start SOURCE
Harlots
Season 1
Watch on Hulu
Season 3 drops July 10
In the opening minutes of Harlots, the 2017 historical drama from Britain’s ITV, Lucy Wells (played by Eloise Smyth) comes charging into the family brothel waving the new edition of Harris’ List of Covent Garden Ladies. With girlish delight, she proceeds to regale the prostitutes with what London’s leading sex-review guide thinks of each of them.
“Miss Fanny Lambert,” Lucy reads gaily, as a plump redheaded listens thoughtfully to her writeup. “The very thing in winter for those who love a fat, jolly girl.”
“Nancy Birch,” she continues, as the camera cuts to a masked dominatrix cracking a whip down the hall. “When flagellation is required, she acquits herself entirely to the satisfaction of the cull.”
The show is fiction, the book is not. Harris’ List was, in the words of Harlots co-creator Moira Buffini, “A Time Out guide to whores from the 1760s onwards.” It’s a sign of how massive and competitive the sex business was in Georgian England that such a guide sold a quarter-million copies and was updated yearly for decades.
At its heyday in the late 18th century, as many as 50,000 women were involved in the sex trade in London, serving customers at all price points, before Parliament somewhat reluctantly put a stop to it.
Harlots is what happened when Buffini and co-creator Alison Newman looked at this 250-year-old history through different eyes. Once seen entirely from a male point of view, the commodification and classification of female flesh is here viewed from the perspective of the women put on offer, and in some cases the women putting them on offer.
end SOURCE
start ROWS
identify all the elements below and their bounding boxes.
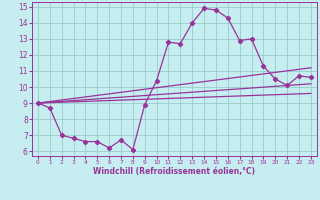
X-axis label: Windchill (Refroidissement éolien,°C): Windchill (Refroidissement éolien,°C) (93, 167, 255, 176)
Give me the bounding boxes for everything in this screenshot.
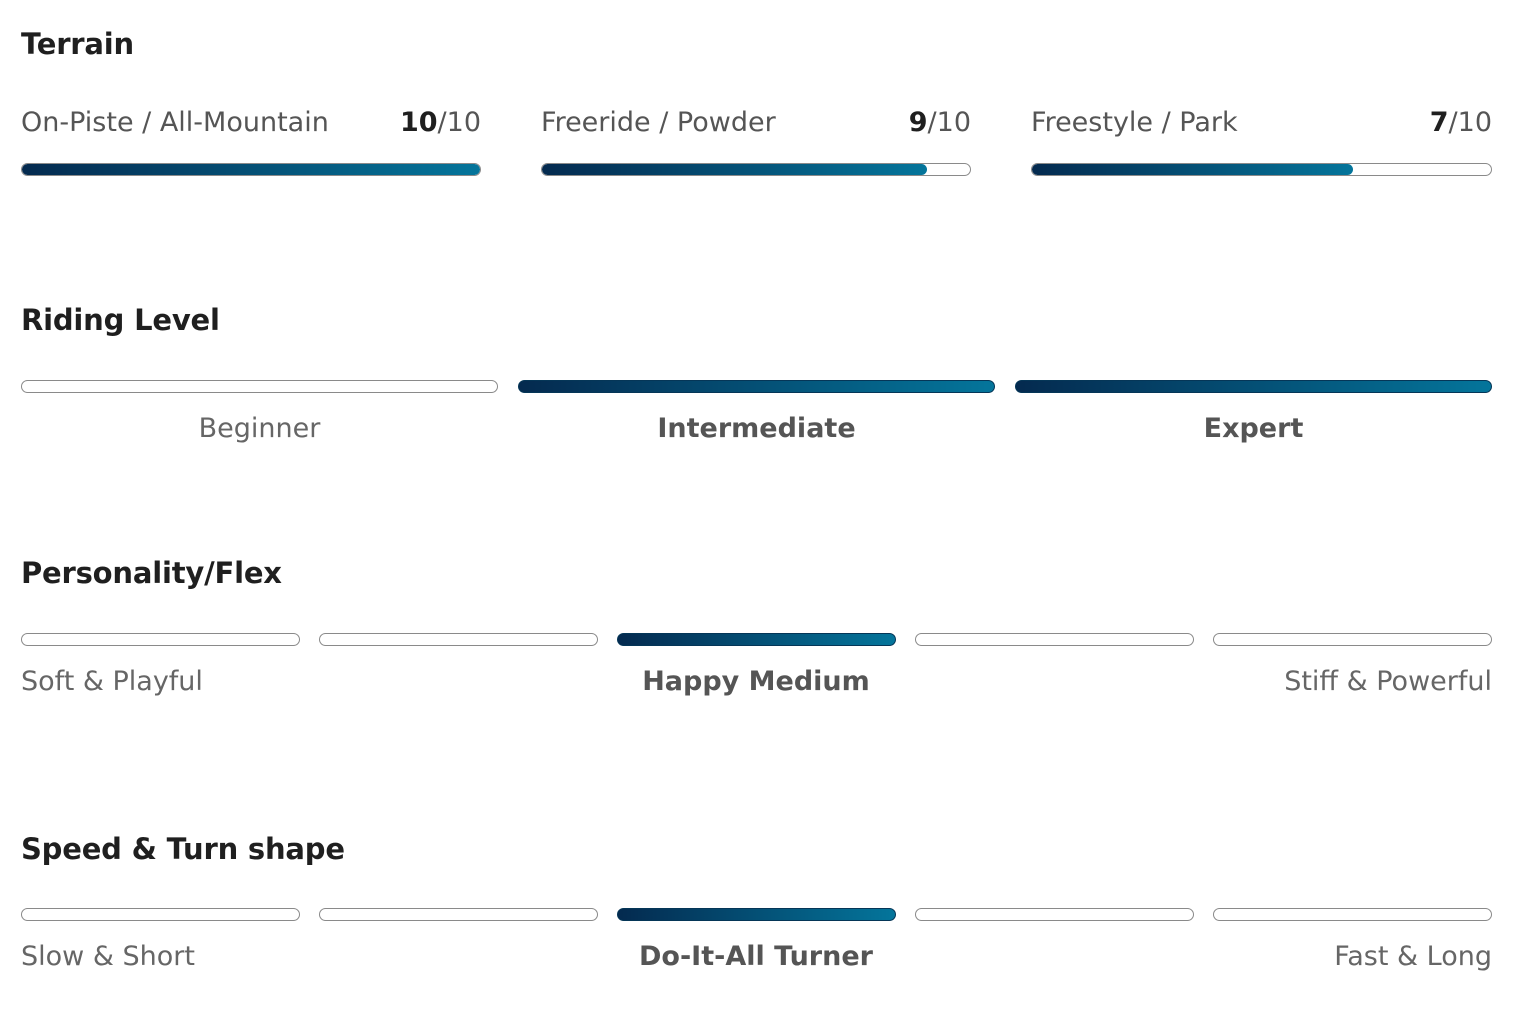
end ROWS
start ROWS
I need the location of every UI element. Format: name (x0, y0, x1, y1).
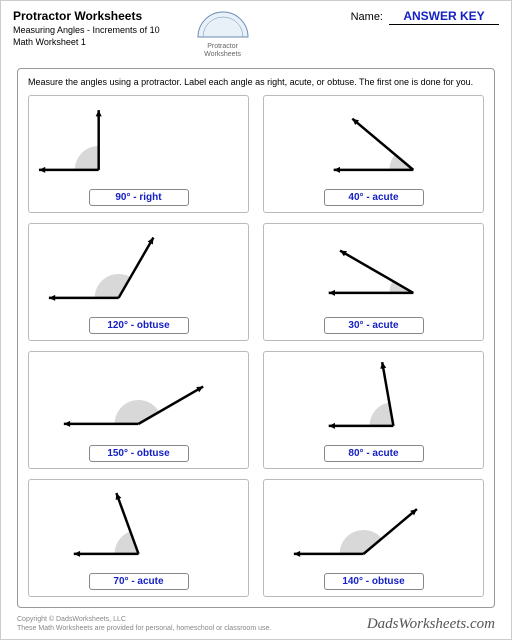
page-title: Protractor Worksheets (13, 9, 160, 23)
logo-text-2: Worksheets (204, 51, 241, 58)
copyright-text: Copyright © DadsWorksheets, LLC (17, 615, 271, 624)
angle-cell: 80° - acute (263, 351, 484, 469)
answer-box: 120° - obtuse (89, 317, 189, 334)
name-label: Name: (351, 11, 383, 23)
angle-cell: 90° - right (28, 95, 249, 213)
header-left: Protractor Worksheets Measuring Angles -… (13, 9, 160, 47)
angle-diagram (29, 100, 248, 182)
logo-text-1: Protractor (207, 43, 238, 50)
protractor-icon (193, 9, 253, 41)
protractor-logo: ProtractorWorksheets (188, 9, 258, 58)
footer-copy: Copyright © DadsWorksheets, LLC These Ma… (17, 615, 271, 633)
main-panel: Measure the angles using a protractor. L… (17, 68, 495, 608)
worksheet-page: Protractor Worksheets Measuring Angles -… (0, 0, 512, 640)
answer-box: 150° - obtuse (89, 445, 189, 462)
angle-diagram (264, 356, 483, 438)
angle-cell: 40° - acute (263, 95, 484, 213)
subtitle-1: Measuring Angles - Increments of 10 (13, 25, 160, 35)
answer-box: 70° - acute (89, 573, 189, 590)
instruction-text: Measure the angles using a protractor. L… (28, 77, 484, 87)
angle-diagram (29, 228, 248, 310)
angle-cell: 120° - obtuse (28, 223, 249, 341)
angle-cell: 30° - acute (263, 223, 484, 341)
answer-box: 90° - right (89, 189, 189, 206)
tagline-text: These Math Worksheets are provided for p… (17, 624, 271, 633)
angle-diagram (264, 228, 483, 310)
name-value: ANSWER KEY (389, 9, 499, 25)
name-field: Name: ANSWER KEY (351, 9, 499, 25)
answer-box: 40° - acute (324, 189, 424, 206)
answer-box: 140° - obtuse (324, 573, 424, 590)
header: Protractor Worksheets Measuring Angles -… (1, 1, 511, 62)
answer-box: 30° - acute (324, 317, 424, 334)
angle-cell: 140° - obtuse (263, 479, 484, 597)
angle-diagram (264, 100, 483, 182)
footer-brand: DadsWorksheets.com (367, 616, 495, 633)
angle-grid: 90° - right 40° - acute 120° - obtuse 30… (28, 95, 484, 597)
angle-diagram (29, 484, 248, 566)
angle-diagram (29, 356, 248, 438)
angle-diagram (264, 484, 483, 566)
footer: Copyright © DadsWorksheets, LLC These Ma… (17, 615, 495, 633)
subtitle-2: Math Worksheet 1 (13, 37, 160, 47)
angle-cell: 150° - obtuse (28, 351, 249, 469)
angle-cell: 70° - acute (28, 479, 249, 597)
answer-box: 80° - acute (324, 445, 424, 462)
end ROWS
start ROWS
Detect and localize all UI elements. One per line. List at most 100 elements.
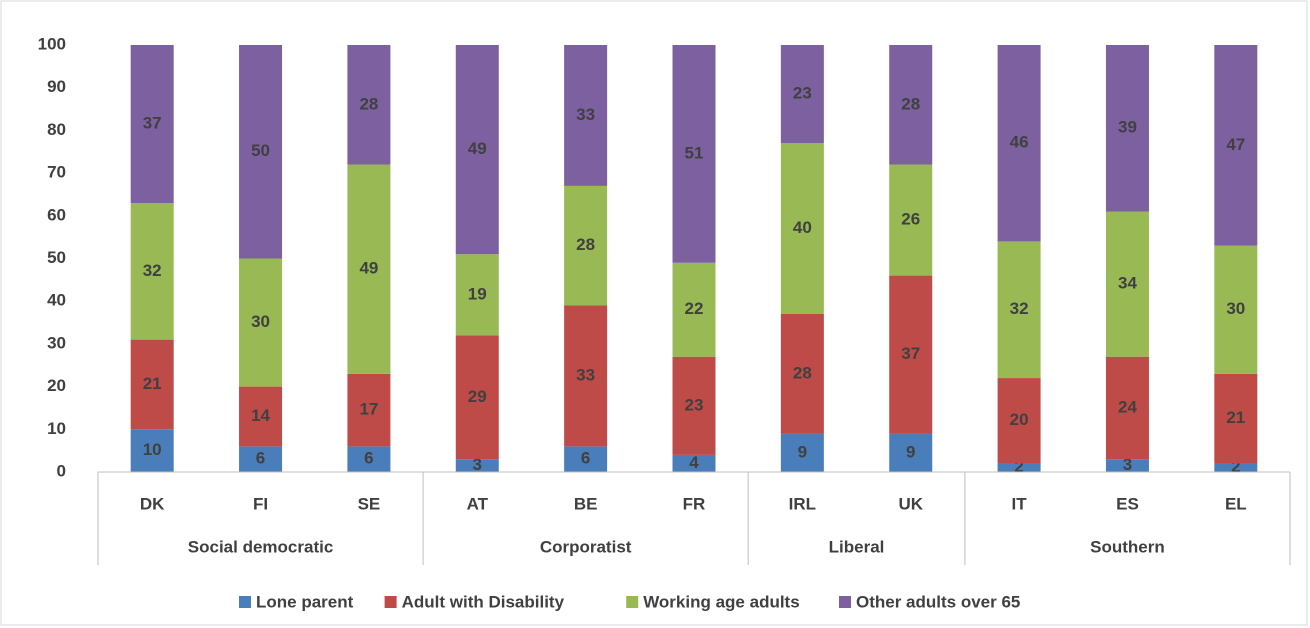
end ROWS
__WRITTEN TASKS__:
a: Answer these from the Harlots article:
(i) Which British network made the show?
(ii) How many copies did Harris' List sell?
(iii) Who plays Lucy Wells?
b: Name every person that the Harlots article gives with both a first and a last name.
c: Please carry on the Harlots article with new text after its final sentence.
The listing has no connection to the article on Harlots.

__TASK-BY-TASK OUTPUTS__:
a:
(i) ITV
(ii) A quarter-million
(iii) Eloise Smyth

b: Lucy Wells, Eloise Smyth, Fanny Lambert, Nancy Birch, Moira Buffini, Alison Newman

c:
Of course, Harlots is, first and foremost, a show about sex. At first it looks like a kind of live-action version of Harris’ List. And in the beginning, as the scene above suggests, it carries on in good, randy fun, with lots of bare bottoms and rocking and moaning. The Russell Street brothel where these girls work is a bit downmarket. It’s what a youth hostel might look like if everyone dressed in Merchant Ivory costumes and kept their bedroom doors open.
Presiding over things is Elizabeth Wells, played by the marvelous Samantha Morton (whom you may recall me raving about in Longford). She runs her whorehouse with a light hand on the tiller, but she isn’t afraid to crack the whip, as when she comes upon Lucy and the girls in the back room, idly debating their Harris’ List reviews.
“I’ve got an officer out there with such a hard prickstand he can hardly walk!” she yells at Emily Lacey, her best worker. “Go and service Mr. Holland before he expires.”
Elizabeth is kinder to her two daughters, the sassy Charlotte (Jessica Brown Findlay) and more sensitive Lucy (Eloise Smyth). On the other hand, Mum sold Charlotte’s virginity off to the highest bidder, and she's pondering doing the same with Lucy in order to upgrade her brothel to nicer quarters on Greek Street.
So yes, there is plenty of cheerful raunchiness and eye candy, but don’t let that distract from Harlots real agenda, which is to provide dark commentary on the state of women in today's world.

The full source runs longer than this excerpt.